** Work required **
Below are some records. How many of their lines contain the string "فقال"? Give the number only.
- - -
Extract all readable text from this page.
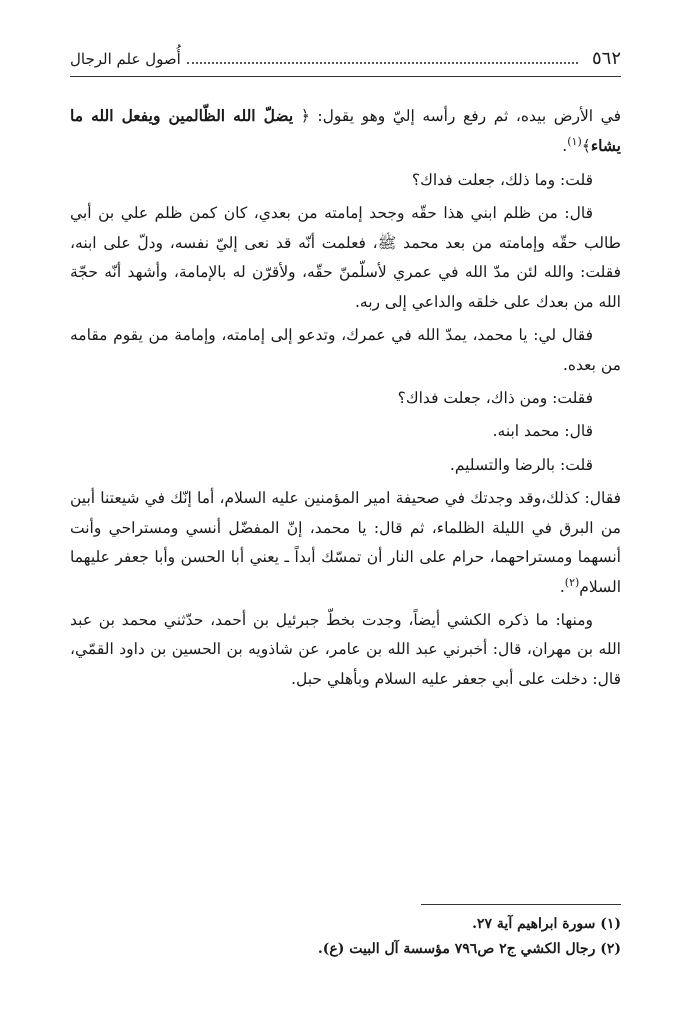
٥٦٢
أُصول علم الرجال

في الأرض بيده، ثم رفع رأسه إليّ وهو يقول: ﴿ يضلّ الله الظّالمين ويفعل الله ما يشاء﴾$^{(١)}$.

قلت: وما ذلك، جعلت فداك؟

قال: من ظلم ابني هذا حقّه وجحد إمامته من بعدي، كان كمن ظلم علي بن أبي طالب حقّه وإمامته من بعد محمد ﷺ، فعلمت أنّه قد نعى إليّ نفسه، ودلّ على ابنه، فقلت: والله لئن مدّ الله في عمري لأسلّمنّ حقّه، ولأقرّن له بالإمامة، وأشهد أنّه حجّة الله من بعدك على خلقه والداعي إلى ربه.

فقال لي: يا محمد، يمدّ الله في عمرك، وتدعو إلى إمامته، وإمامة من يقوم مقامه من بعده.

فقلت: ومن ذاك، جعلت فداك؟

قال: محمد ابنه.

قلت: بالرضا والتسليم.

فقال: كذلك،وقد وجدتك في صحيفة امير المؤمنين عليه السلام، أما إنّك في شيعتنا أبين من البرق في الليلة الظلماء، ثم قال: يا محمد، إنّ المفضّل أنسي ومستراحي وأنت أنسهما ومستراحهما، حرام على النار أن تمسّك أبداً ـ يعني أبا الحسن وأبا جعفر عليهما السلام$^{(٢)}$.

ومنها: ما ذكره الكشي أيضاً، وجدت بخطّ جبرئيل بن أحمد، حدّثني محمد بن عبد الله بن مهران، قال: أخبرني عبد الله بن عامر، عن شاذويه بن الحسين بن داود القمّي، قال: دخلت على أبي جعفر عليه السلام وبأهلي حبل.

(١) سورة ابراهيم آية ٢٧.
(٢) رجال الكشي ج٢ ص٧٩٦ مؤسسة آل البيت (ع).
- - -
** Response to this exercise **
2